→ WHAT IS BEING ASKED: Count the lines of the material below that contain the word "each". Reply with only the number.

---------- MATERIAL PROVIDED ----------

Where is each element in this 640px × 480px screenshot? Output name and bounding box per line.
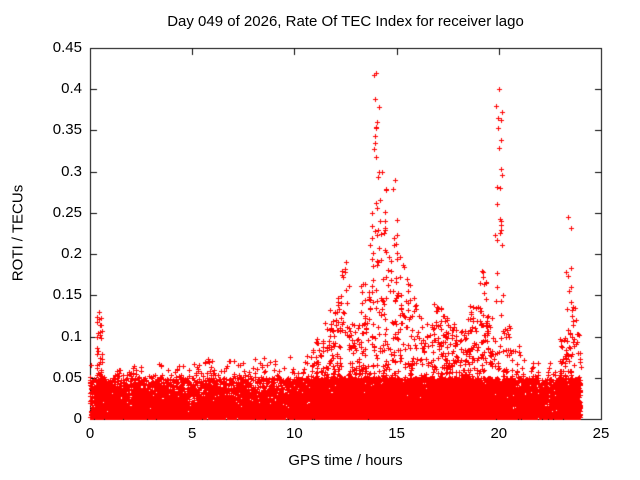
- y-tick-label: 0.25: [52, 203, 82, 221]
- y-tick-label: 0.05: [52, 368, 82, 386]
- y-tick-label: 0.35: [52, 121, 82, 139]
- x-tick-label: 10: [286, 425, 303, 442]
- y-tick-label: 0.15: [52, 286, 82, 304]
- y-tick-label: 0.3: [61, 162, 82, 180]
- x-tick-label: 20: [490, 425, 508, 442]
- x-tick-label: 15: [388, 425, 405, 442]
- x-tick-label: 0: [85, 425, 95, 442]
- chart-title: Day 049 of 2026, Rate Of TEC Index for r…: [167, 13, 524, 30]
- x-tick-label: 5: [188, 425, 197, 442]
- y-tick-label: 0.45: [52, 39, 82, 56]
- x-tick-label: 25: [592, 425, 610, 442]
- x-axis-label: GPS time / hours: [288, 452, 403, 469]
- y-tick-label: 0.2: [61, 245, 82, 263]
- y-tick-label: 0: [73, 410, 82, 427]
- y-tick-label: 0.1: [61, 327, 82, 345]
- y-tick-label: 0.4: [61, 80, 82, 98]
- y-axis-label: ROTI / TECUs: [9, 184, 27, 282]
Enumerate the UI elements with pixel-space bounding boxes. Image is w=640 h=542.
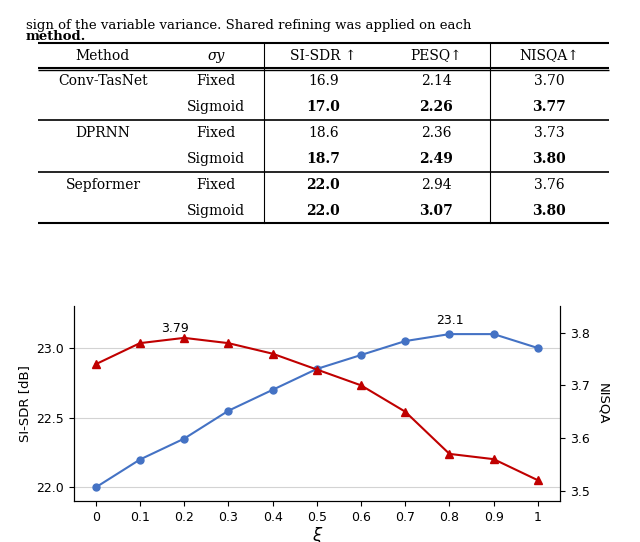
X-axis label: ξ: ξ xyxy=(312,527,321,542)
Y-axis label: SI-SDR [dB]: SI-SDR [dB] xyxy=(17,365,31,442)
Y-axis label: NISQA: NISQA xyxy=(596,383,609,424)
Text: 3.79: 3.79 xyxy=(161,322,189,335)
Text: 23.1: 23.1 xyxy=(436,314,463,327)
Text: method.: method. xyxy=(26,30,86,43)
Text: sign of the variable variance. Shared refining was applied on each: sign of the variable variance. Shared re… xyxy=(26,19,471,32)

----------

→ FINAL ANSWER: 2